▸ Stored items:
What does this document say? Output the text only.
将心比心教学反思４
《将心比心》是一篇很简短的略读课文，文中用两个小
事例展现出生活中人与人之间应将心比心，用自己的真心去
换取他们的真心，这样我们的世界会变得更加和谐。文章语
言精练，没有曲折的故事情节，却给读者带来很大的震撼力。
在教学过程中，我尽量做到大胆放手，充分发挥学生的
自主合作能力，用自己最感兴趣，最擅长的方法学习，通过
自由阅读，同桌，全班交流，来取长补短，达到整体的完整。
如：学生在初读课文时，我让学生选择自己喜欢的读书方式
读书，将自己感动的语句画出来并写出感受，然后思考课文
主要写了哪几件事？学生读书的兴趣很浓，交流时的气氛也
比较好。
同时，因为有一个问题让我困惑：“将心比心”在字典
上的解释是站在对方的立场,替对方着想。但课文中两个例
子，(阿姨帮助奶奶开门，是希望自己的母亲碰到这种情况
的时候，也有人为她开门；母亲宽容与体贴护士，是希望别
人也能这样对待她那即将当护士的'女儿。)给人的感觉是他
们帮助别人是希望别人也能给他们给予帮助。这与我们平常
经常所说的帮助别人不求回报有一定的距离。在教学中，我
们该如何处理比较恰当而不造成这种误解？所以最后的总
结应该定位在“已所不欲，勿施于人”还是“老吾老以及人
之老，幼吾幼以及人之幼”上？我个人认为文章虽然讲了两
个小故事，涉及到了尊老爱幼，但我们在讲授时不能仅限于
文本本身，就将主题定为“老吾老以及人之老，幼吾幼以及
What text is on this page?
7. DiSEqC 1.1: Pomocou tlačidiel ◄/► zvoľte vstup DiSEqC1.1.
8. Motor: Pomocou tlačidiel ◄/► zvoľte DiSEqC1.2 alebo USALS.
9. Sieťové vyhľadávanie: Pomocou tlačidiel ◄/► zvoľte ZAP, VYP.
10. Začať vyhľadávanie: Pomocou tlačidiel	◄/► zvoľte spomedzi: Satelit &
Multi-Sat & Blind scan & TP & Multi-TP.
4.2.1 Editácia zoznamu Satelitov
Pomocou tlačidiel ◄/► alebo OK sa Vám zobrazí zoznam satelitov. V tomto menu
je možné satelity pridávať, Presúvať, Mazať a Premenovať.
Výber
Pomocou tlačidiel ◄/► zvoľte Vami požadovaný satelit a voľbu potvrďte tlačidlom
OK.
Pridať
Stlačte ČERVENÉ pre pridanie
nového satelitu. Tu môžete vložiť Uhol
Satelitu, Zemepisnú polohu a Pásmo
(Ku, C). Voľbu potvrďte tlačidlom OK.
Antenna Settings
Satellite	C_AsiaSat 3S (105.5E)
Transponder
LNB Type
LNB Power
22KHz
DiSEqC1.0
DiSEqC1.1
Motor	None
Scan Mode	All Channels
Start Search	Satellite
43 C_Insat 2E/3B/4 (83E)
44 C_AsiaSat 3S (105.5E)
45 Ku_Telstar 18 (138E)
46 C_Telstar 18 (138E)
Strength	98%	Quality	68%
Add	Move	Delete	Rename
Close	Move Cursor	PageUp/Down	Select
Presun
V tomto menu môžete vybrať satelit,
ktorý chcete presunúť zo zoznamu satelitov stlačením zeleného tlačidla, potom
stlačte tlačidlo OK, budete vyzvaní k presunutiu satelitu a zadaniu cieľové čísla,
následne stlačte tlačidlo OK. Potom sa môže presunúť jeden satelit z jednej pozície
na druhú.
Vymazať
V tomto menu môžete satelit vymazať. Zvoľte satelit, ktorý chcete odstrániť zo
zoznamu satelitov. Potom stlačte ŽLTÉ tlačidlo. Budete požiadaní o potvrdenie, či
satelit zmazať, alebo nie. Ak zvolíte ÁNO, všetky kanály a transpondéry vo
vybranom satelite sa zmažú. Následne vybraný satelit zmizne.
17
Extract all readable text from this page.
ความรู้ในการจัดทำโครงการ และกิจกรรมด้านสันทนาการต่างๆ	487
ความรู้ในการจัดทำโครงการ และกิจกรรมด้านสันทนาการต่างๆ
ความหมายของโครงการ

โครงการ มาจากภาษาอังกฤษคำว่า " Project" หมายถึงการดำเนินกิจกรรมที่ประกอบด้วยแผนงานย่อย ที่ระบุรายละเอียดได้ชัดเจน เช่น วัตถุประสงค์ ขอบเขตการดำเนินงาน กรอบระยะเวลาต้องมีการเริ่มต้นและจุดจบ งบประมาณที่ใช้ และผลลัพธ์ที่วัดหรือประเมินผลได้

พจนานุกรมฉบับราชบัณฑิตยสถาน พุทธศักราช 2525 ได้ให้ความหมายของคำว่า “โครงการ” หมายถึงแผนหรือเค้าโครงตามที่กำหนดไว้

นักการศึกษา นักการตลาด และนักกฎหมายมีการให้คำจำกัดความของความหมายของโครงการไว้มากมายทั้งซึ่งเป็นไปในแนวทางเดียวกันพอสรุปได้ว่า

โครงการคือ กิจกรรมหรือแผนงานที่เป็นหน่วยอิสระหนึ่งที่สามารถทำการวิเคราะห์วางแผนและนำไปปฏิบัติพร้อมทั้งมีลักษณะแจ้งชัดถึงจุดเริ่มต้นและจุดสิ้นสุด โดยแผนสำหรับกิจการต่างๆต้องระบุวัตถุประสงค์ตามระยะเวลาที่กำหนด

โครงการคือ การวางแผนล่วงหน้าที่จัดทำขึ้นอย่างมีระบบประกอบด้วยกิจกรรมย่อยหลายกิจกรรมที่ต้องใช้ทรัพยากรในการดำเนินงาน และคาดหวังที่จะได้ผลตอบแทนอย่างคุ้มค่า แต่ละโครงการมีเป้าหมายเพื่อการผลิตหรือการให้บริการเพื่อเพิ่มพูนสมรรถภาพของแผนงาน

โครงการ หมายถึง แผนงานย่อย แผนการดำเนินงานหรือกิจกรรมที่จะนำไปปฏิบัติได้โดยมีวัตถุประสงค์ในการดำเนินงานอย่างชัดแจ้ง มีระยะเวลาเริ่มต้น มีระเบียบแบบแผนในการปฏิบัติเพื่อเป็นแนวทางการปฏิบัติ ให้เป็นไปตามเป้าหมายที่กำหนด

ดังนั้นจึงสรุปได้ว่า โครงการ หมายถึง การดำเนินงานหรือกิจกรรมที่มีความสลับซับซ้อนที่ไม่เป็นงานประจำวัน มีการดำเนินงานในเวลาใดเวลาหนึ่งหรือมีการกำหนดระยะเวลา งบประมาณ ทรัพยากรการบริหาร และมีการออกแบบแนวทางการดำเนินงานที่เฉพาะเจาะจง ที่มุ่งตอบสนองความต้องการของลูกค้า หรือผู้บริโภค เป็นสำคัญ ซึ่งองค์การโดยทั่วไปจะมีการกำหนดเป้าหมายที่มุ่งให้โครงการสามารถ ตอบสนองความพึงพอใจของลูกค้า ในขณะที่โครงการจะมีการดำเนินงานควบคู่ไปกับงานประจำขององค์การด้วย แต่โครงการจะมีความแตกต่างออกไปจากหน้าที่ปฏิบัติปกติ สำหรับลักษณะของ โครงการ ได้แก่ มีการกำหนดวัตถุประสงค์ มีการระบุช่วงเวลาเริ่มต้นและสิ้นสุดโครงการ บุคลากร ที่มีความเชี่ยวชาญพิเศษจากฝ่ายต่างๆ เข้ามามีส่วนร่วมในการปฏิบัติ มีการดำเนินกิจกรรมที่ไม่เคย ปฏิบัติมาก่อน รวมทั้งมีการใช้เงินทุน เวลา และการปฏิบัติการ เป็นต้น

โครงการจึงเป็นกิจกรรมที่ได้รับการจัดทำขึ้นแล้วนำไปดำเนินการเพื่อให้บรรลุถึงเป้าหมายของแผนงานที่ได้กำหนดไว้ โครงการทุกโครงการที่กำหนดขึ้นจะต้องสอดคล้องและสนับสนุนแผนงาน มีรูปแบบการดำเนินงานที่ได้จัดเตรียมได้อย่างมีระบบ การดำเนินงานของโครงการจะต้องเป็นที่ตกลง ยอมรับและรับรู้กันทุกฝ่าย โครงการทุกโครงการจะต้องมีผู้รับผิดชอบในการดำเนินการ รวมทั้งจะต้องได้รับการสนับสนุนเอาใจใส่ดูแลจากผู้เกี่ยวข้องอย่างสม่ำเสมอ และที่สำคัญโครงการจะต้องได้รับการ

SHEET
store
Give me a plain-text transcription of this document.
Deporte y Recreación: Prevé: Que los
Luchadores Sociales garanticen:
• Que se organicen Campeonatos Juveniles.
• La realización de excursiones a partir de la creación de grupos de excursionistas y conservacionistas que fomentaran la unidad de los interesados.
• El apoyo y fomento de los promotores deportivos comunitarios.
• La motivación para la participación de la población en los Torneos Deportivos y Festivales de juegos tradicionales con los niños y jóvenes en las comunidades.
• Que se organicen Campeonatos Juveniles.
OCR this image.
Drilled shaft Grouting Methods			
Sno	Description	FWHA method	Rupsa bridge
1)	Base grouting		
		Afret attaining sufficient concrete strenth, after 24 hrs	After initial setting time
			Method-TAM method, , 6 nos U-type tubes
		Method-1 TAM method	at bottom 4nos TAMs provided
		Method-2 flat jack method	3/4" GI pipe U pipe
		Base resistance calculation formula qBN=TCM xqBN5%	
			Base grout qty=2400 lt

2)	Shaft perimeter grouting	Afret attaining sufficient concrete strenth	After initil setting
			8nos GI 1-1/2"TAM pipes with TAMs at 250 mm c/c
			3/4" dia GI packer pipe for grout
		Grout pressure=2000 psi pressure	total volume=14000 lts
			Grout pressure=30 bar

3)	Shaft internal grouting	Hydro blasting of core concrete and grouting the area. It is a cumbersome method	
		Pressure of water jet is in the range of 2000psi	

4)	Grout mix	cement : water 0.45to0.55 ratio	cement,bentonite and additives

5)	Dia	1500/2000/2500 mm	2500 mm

▸ WHAT IS BEING ASKED: Copy out all lines that carry the word "ในการจ".

▸ EXERCISE OUTPUT:
ความรู้ในการจัดทำโครงการ และกิจกรรมด้านสันทนาการต่างๆ	487
ความรู้ในการจัดทำโครงการ และกิจกรรมด้านสันทนาการต่างๆ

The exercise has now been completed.